WHAT IS NEEDED → Check each line of the material below for "Judy". Report how many have it, with no other words.

RECORDS TO PROCESS →
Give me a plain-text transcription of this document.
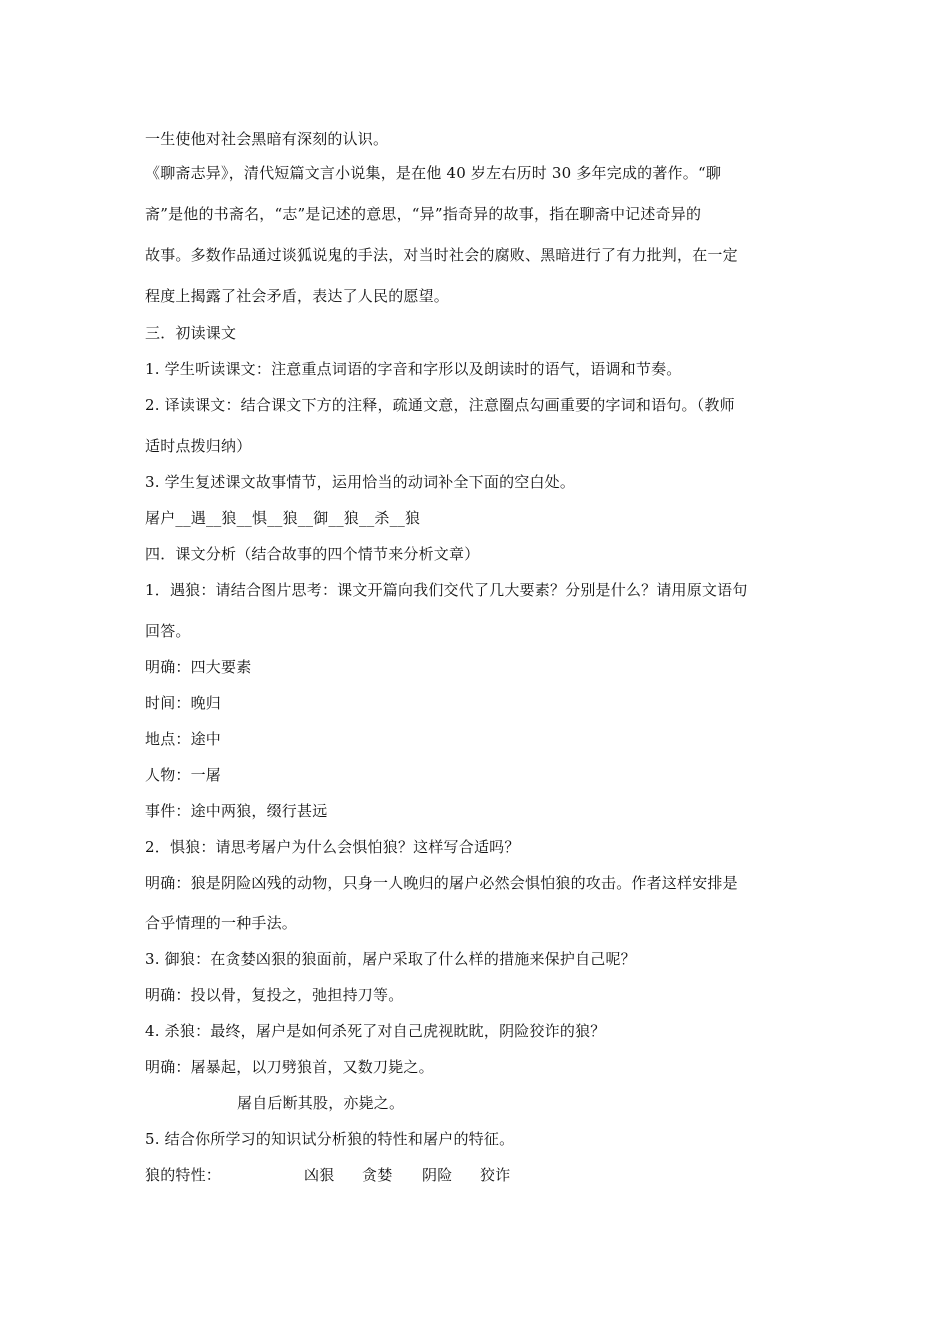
一生使他对社会黑暗有深刻的认识。
《聊斋志异》，清代短篇文言小说集，是在他 40 岁左右历时 30 多年完成的著作。“聊
斋”是他的书斋名，“志”是记述的意思，“异”指奇异的故事，指在聊斋中记述奇异的
故事。多数作品通过谈狐说鬼的手法，对当时社会的腐败、黑暗进行了有力批判，在一定
程度上揭露了社会矛盾，表达了人民的愿望。
三．初读课文
1. 学生听读课文：注意重点词语的字音和字形以及朗读时的语气，语调和节奏。
2. 译读课文：结合课文下方的注释，疏通文意，注意圈点勾画重要的字词和语句。（教师
适时点拨归纳）
3. 学生复述课文故事情节，运用恰当的动词补全下面的空白处。
屠户__遇__狼__惧__狼__御__狼__杀__狼
四．课文分析（结合故事的四个情节来分析文章）
1．遇狼：请结合图片思考：课文开篇向我们交代了几大要素？分别是什么？请用原文语句
回答。
明确：四大要素
时间：晚归
地点：途中
人物：一屠
事件：途中两狼，缀行甚远
2．惧狼：请思考屠户为什么会惧怕狼？这样写合适吗？
明确：狼是阴险凶残的动物，只身一人晚归的屠户必然会惧怕狼的攻击。作者这样安排是
合乎情理的一种手法。
3. 御狼：在贪婪凶狠的狼面前，屠户采取了什么样的措施来保护自己呢？
明确：投以骨，复投之，弛担持刀等。
4. 杀狼：最终，屠户是如何杀死了对自己虎视眈眈，阴险狡诈的狼？
明确：屠暴起，以刀劈狼首，又数刀毙之。
屠自后断其股，亦毙之。
5. 结合你所学习的知识试分析狼的特性和屠户的特征。
狼的特性：	凶狠 贪婪 阴险 狡诈
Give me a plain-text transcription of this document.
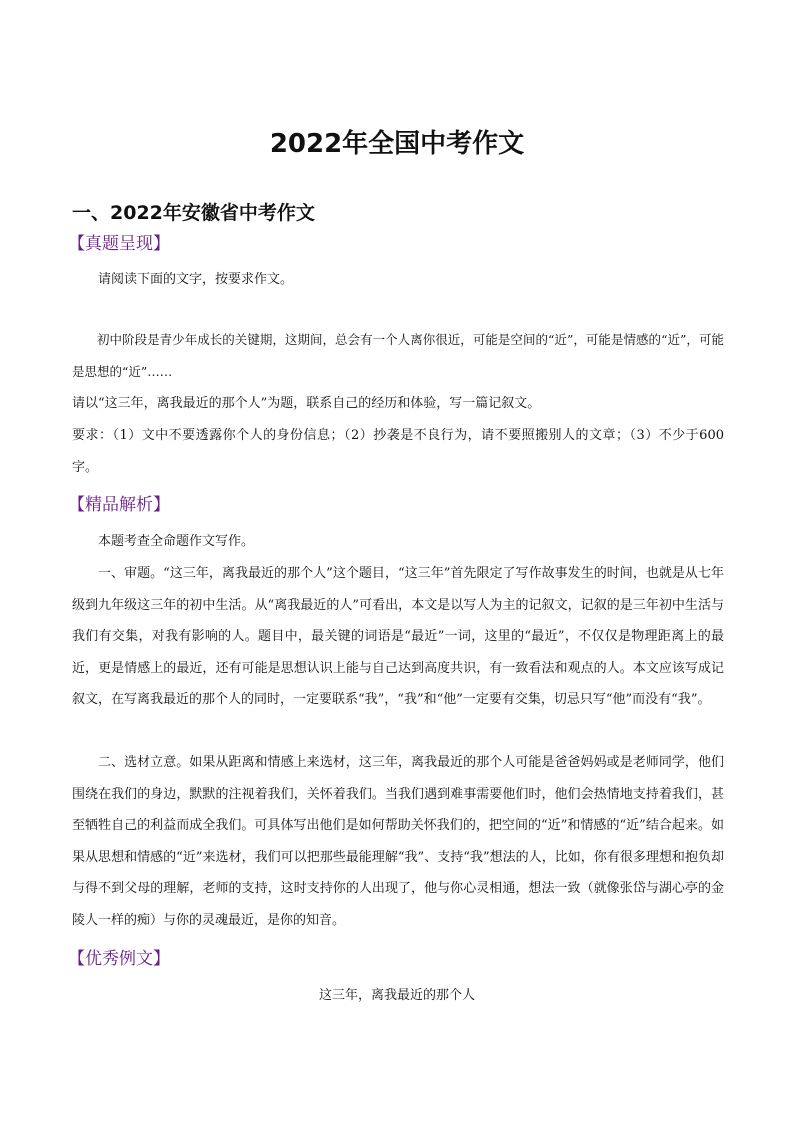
2022年全国中考作文
一、2022年安徽省中考作文
【真题呈现】

请阅读下面的文字，按要求作文。

初中阶段是青少年成长的关键期，这期间，总会有一个人离你很近，可能是空间的“近”，可能是情感的“近”，可能是思想的“近”……

请以“这三年，离我最近的那个人”为题，联系自己的经历和体验，写一篇记叙文。

要求：（1）文中不要透露你个人的身份信息；（2）抄袭是不良行为，请不要照搬别人的文章；（3）不少于600字。

【精品解析】

本题考查全命题作文写作。

一、审题。“这三年，离我最近的那个人”这个题目，“这三年”首先限定了写作故事发生的时间，也就是从七年级到九年级这三年的初中生活。从“离我最近的人”可看出，本文是以写人为主的记叙文，记叙的是三年初中生活与我们有交集，对我有影响的人。题目中，最关键的词语是“最近”一词，这里的“最近”，不仅仅是物理距离上的最近，更是情感上的最近，还有可能是思想认识上能与自己达到高度共识，有一致看法和观点的人。本文应该写成记叙文，在写离我最近的那个人的同时，一定要联系“我”，“我”和“他”一定要有交集，切忌只写“他”而没有“我”。

二、选材立意。如果从距离和情感上来选材，这三年，离我最近的那个人可能是爸爸妈妈或是老师同学，他们围绕在我们的身边，默默的注视着我们，关怀着我们。当我们遇到难事需要他们时，他们会热情地支持着我们，甚至牺牲自己的利益而成全我们。可具体写出他们是如何帮助关怀我们的，把空间的“近”和情感的“近”结合起来。如果从思想和情感的“近”来选材，我们可以把那些最能理解“我”、支持“我”想法的人，比如，你有很多理想和抱负却与得不到父母的理解，老师的支持，这时支持你的人出现了，他与你心灵相通，想法一致（就像张岱与湖心亭的金陵人一样的痴）与你的灵魂最近，是你的知音。

【优秀例文】

这三年，离我最近的那个人
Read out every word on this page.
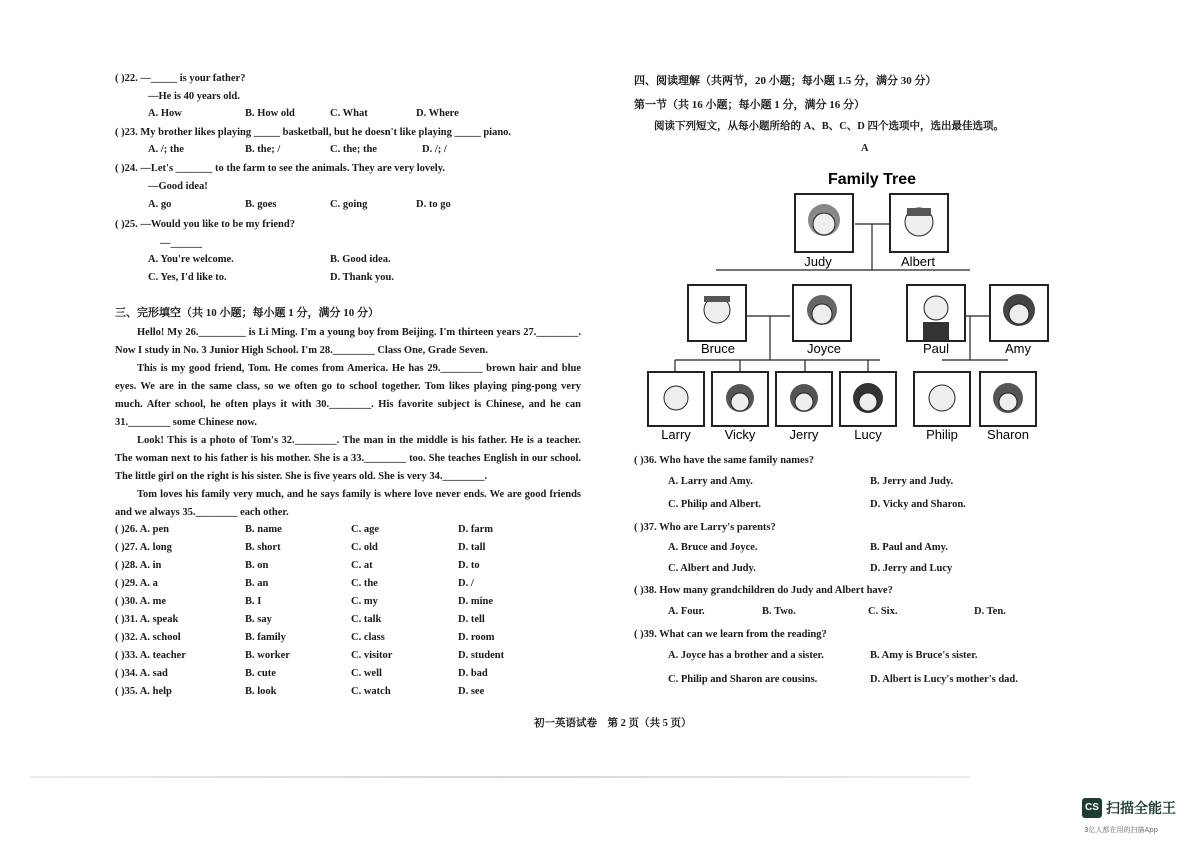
( )22. —_____ is your father?
—He is 40 years old.
A. How	B. How old	C. What	D. Where
( )23. My brother likes playing _____ basketball, but he doesn't like playing _____ piano.
A. /; the	B. the; /	C. the; the	D. /; /
( )24. —Let's _______ to the farm to see the animals. They are very lovely.
—Good idea!
A. go	B. goes	C. going	D. to go
( )25. —Would you like to be my friend?
—______
A. You're welcome.	B. Good idea.
C. Yes, I'd like to.	D. Thank you.
三、完形填空（共 10 小题；每小题 1 分，满分 10 分）
Hello! My 26._________ is Li Ming. I'm a young boy from Beijing. I'm thirteen years 27.________. Now I study in No. 3 Junior High School. I'm 28.________ Class One, Grade Seven.
This is my good friend, Tom. He comes from America. He has 29.________ brown hair and blue eyes. We are in the same class, so we often go to school together. Tom likes playing ping-pong very much. After school, he often plays it with 30.________. His favorite subject is Chinese, and he can 31.________ some Chinese now.
Look! This is a photo of Tom's 32.________. The man in the middle is his father. He is a teacher. The woman next to his father is his mother. She is a 33.________ too. She teaches English in our school. The little girl on the right is his sister. She is five years old. She is very 34.________.
Tom loves his family very much, and he says family is where love never ends. We are good friends and we always 35.________ each other.
( )26. A. pen	B. name	C. age	D. farm
( )27. A. long	B. short	C. old	D. tall
( )28. A. in	B. on	C. at	D. to
( )29. A. a	B. an	C. the	D. /
( )30. A. me	B. I	C. my	D. mine
( )31. A. speak	B. say	C. talk	D. tell
( )32. A. school	B. family	C. class	D. room
( )33. A. teacher	B. worker	C. visitor	D. student
( )34. A. sad	B. cute	C. well	D. bad
( )35. A. help	B. look	C. watch	D. see
四、阅读理解（共两节，20 小题；每小题 1.5 分，满分 30 分）
第一节（共 16 小题；每小题 1 分，满分 16 分）
阅读下列短文，从每小题所给的 A、B、C、D 四个选项中，选出最佳选项。
A
Family Tree
Judy	Albert
Bruce	Joyce	Paul	Amy
Larry	Vicky	Jerry	Lucy	Philip Sharon
( )36. Who have the same family names?
A. Larry and Amy.	B. Jerry and Judy.
C. Philip and Albert.	D. Vicky and Sharon.
( )37. Who are Larry's parents?
A. Bruce and Joyce.	B. Paul and Amy.
C. Albert and Judy.	D. Jerry and Lucy
( )38. How many grandchildren do Judy and Albert have?
A. Four.	B. Two.	C. Six.	D. Ten.
( )39. What can we learn from the reading?
A. Joyce has a brother and a sister.	B. Amy is Bruce's sister.
C. Philip and Sharon are cousins.	D. Albert is Lucy's mother's dad.
初一英语试卷　第 2 页（共 5 页）
CS 扫描全能王
3亿人都在用的扫描App
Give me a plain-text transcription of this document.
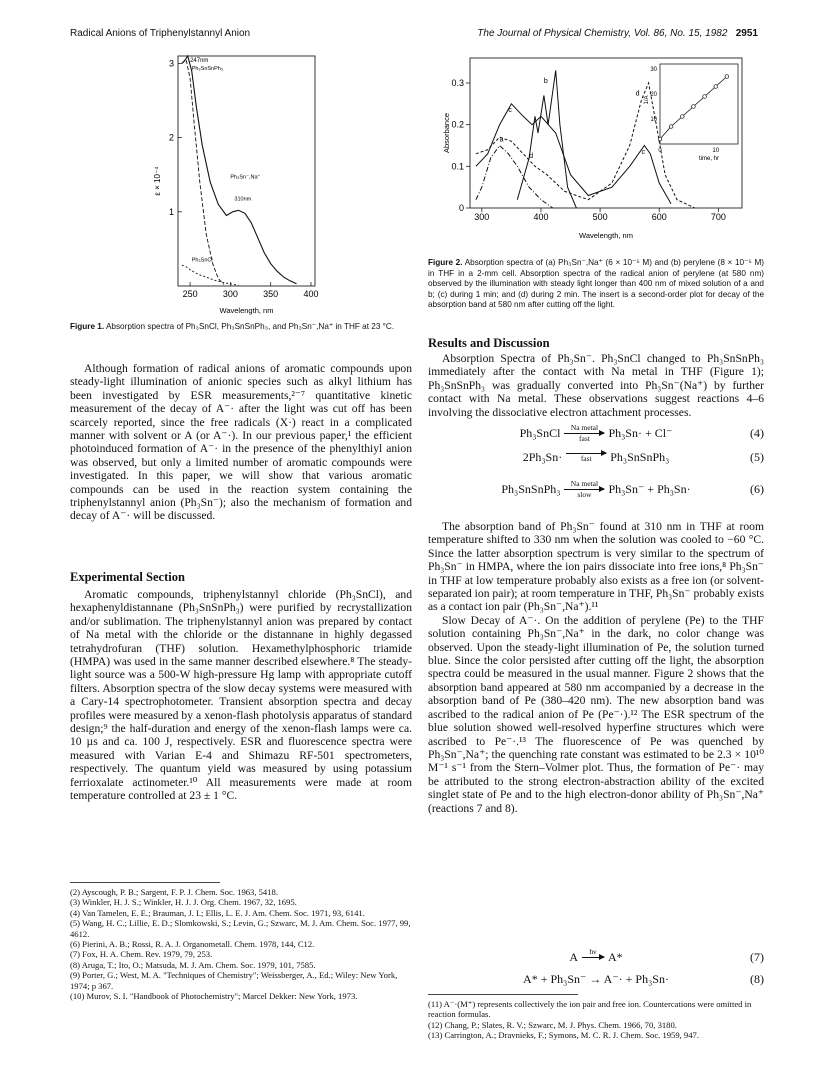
Radical Anions of Triphenylstannyl Anion	The Journal of Physical Chemistry, Vol. 86, No. 15, 1982 2951
250	300	350	400
1
2
3
Wavelength, nm
ε × 10⁻⁴
247nm
Ph₃SnSnPh₃
Ph₃Sn⁻,Na⁺
310nm
Ph₃SnCl
Figure 1. Absorption spectra of Ph₃SnCl, Ph₃SnSnPh₃, and Ph₃Sn⁻,Na⁺ in THF at 23 °C.
300	400	500	600	700
0
0.1
0.2
0.3
Wavelength, nm
Absorbance	a
b
c
d
c
d
0	10
10
20
30
time, hr
1/A
Figure 2. Absorption spectra of (a) Ph₃Sn⁻,Na⁺ (6 × 10⁻⁵ M) and (b) perylene (8 × 10⁻⁵ M) in THF in a 2-mm cell. Absorption spectra of the radical anion of perylene (at 580 nm) observed by the illumination with steady light longer than 400 nm of mixed solution of a and b; (c) during 1 min; and (d) during 2 min. The insert is a second-order plot for decay of the absorption band at 580 nm after cutting off the light.

Although formation of radical anions of aromatic compounds upon steady-light illumination of anionic species such as alkyl lithium has been investigated by ESR measurements,²⁻⁷ quantitative kinetic measurement of the decay of A⁻· after the light was cut off has been scarcely reported, since the free radicals (X·) react in a complicated manner with solvent or A (or A⁻·). In our previous paper,¹ the efficient photoinduced formation of A⁻· in the presence of the phenylthiyl anion was observed, but only a limited number of aromatic compounds were investigated. In this paper, we will show that various aromatic compounds can be used in the reaction system containing the triphenylstannyl anion (Ph₃Sn⁻); also the mechanism of formation and decay of A⁻· will be discussed.

Experimental Section

Aromatic compounds, triphenylstannyl chloride (Ph₃SnCl), and hexaphenyldistannane (Ph₃SnSnPh₃) were purified by recrystallization and/or sublimation. The triphenylstannyl anion was prepared by contact of Na metal with the chloride or the distannane in highly degassed tetrahydrofuran (THF) solution. Hexamethylphosphoric triamide (HMPA) was used in the same manner described elsewhere.⁸ The steady-light source was a 500-W high-pressure Hg lamp with appropriate cutoff filters. Absorption spectra of the slow decay systems were measured with a Cary-14 spectrophotometer. Transient absorption spectra and decay profiles were measured by a xenon-flash photolysis apparatus of standard design;⁹ the half-duration and energy of the xenon-flash lamps were ca. 10 µs and ca. 100 J, respectively. ESR and fluorescence spectra were measured with Varian E-4 and Shimazu RF-501 spectrometers, respectively. The quantum yield was measured by using potassium ferrioxalate actinometer.¹⁰ All measurements were made at room temperature controlled at 23 ± 1 °C.

(2) Ayscough, P. B.; Sargent, F. P. J. Chem. Soc. 1963, 5418.
(3) Winkler, H. J. S.; Winkler, H. J. J. Org. Chem. 1967, 32, 1695.
(4) Van Tamelen, E. E.; Brauman, J. I.; Ellis, L. E. J. Am. Chem. Soc. 1971, 93, 6141.
(5) Wang, H. C.; Lillie, E. D.; Slomkowski, S.; Levin, G.; Szwarc, M. J. Am. Chem. Soc. 1977, 99, 4612.
(6) Pierini, A. B.; Rossi, R. A. J. Organometall. Chem. 1978, 144, C12.
(7) Fox, H. A. Chem. Rev. 1979, 79, 253.
(8) Aruga, T.; Ito, O.; Matsuda, M. J. Am. Chem. Soc. 1979, 101, 7585.
(9) Porter, G.; West, M. A. "Techniques of Chemistry"; Weissberger, A., Ed.; Wiley: New York, 1974; p 367.
(10) Murov, S. I. "Handbook of Photochemistry"; Marcel Dekker: New York, 1973.
Results and Discussion

Absorption Spectra of Ph₃Sn⁻. Ph₃SnCl changed to Ph₃SnSnPh₃ immediately after the contact with Na metal in THF (Figure 1); Ph₃SnSnPh₃ was gradually converted into Ph₃Sn⁻(Na⁺) by further contact with Na metal. These observations suggest reactions 4–6 involving the dissociative electron attachment processes.

Ph₃SnCl Na metal
fast Ph₃Sn· + Cl⁻	(4)
2Ph₃Sn· fast Ph₃SnSnPh₃	(5)
Ph₃SnSnPh₃ Na metal
slow Ph₃Sn⁻ + Ph₃Sn·	(6)

The absorption band of Ph₃Sn⁻ found at 310 nm in THF at room temperature shifted to 330 nm when the solution was cooled to −60 °C. Since the latter absorption spectrum is very similar to the spectrum of Ph₃Sn⁻ in HMPA, where the ion pairs dissociate into free ions,⁸ Ph₃Sn⁻ in THF at low temperature probably also exists as a free ion (or solvent-separated ion pair); at room temperature in THF, Ph₃Sn⁻ probably exists as a contact ion pair (Ph₃Sn⁻,Na⁺).¹¹

Slow Decay of A⁻·. On the addition of perylene (Pe) to the THF solution containing Ph₃Sn⁻,Na⁺ in the dark, no color change was observed. Upon the steady-light illumination of Pe, the solution turned blue. Since the color persisted after cutting off the light, the absorption spectra could be measured in the usual manner. Figure 2 shows that the absorption band appeared at 580 nm accompanied by a decrease in the absorption band of Pe (380–420 nm). The new absorption band was ascribed to the radical anion of Pe (Pe⁻·).¹² The ESR spectrum of the blue solution showed well-resolved hyperfine structures which were ascribed to Pe⁻·.¹³ The fluorescence of Pe was quenched by Ph₃Sn⁻,Na⁺; the quenching rate constant was estimated to be 2.3 × 10¹⁰ M⁻¹ s⁻¹ from the Stern–Volmer plot. Thus, the formation of Pe⁻· may be attributed to the strong electron-abstraction ability of the excited singlet state of Pe and to the high electron-donor ability of Ph₃Sn⁻,Na⁺ (reactions 7 and 8).

A hν
A*	(7)
A* + Ph₃Sn⁻ → A⁻· + Ph₃Sn·	(8)
(11) A⁻·(M⁺) represents collectively the ion pair and free ion. Countercations were omitted in reaction formulas.
(12) Chang, P.; Slates, R. V.; Szwarc, M. J. Phys. Chem. 1966, 70, 3180.
(13) Carrington, A.; Dravnieks, F.; Symons, M. C. R. J. Chem. Soc. 1959, 947.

FULL RESPONSE → 4